*Directive*
The records should be repeated word for word, pictures excluded.

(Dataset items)
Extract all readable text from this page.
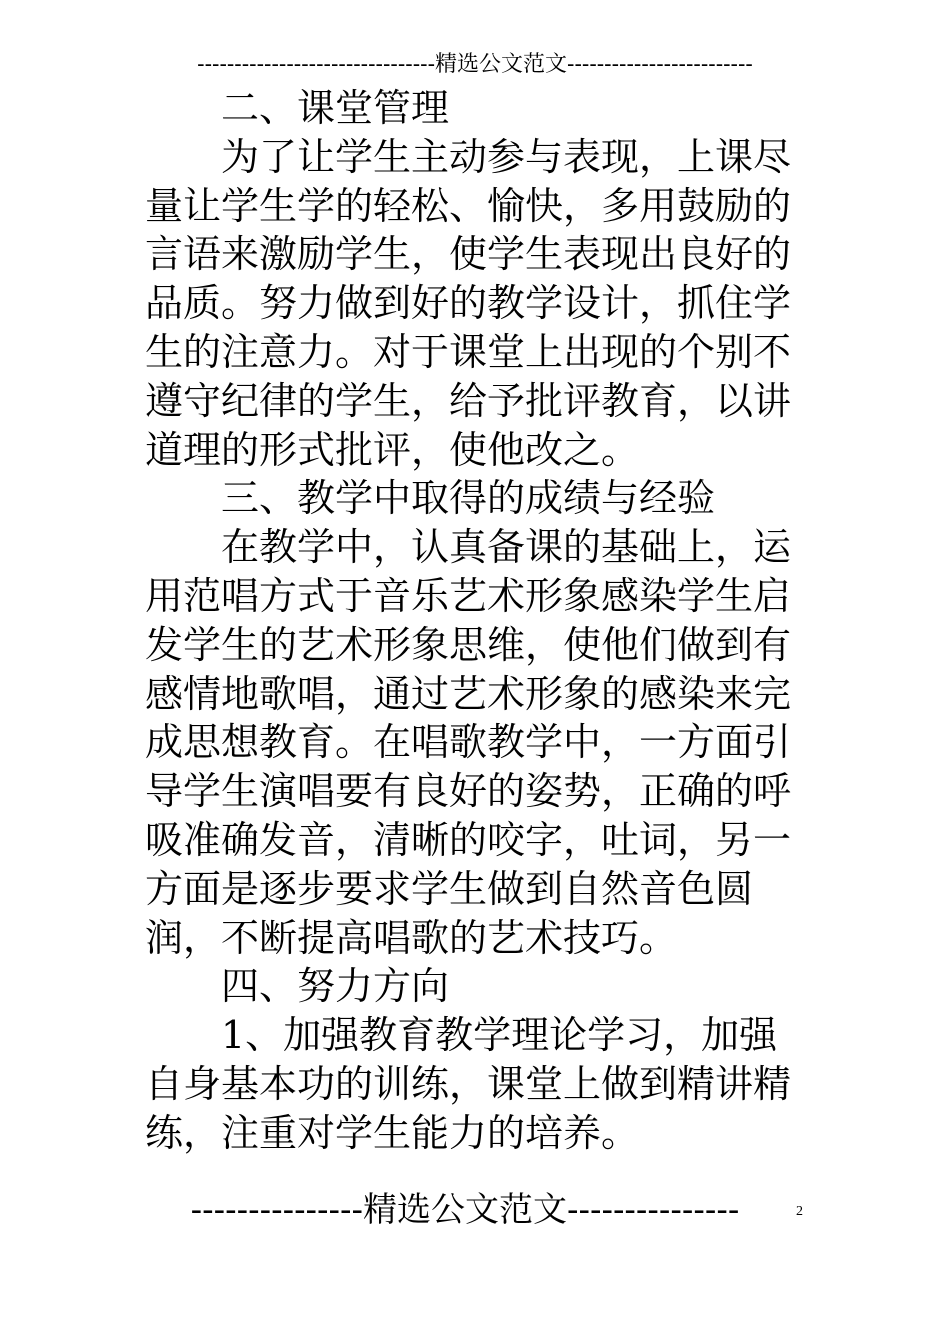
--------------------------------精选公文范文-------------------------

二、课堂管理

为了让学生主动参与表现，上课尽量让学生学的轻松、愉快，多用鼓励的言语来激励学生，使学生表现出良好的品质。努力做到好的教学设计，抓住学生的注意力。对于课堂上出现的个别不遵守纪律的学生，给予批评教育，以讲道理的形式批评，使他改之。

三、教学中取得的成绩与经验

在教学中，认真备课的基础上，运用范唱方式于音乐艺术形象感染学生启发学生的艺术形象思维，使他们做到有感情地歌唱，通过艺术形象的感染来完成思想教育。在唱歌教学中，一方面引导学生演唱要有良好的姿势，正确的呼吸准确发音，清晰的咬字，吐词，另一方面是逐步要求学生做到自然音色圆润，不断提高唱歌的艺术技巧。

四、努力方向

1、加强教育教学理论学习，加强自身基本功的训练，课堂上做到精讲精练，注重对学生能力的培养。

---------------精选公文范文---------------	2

*Final answer*
Extract all readable text from this page.
--------------------------------精选公文范文-------------------------

二、课堂管理

为了让学生主动参与表现，上课尽量让学生学的轻松、愉快，多用鼓励的言语来激励学生，使学生表现出良好的品质。努力做到好的教学设计，抓住学生的注意力。对于课堂上出现的个别不遵守纪律的学生，给予批评教育，以讲道理的形式批评，使他改之。

三、教学中取得的成绩与经验

在教学中，认真备课的基础上，运用范唱方式于音乐艺术形象感染学生启发学生的艺术形象思维，使他们做到有感情地歌唱，通过艺术形象的感染来完成思想教育。在唱歌教学中，一方面引导学生演唱要有良好的姿势，正确的呼吸准确发音，清晰的咬字，吐词，另一方面是逐步要求学生做到自然音色圆润，不断提高唱歌的艺术技巧。

四、努力方向

1、加强教育教学理论学习，加强自身基本功的训练，课堂上做到精讲精练，注重对学生能力的培养。

---------------精选公文范文---------------	2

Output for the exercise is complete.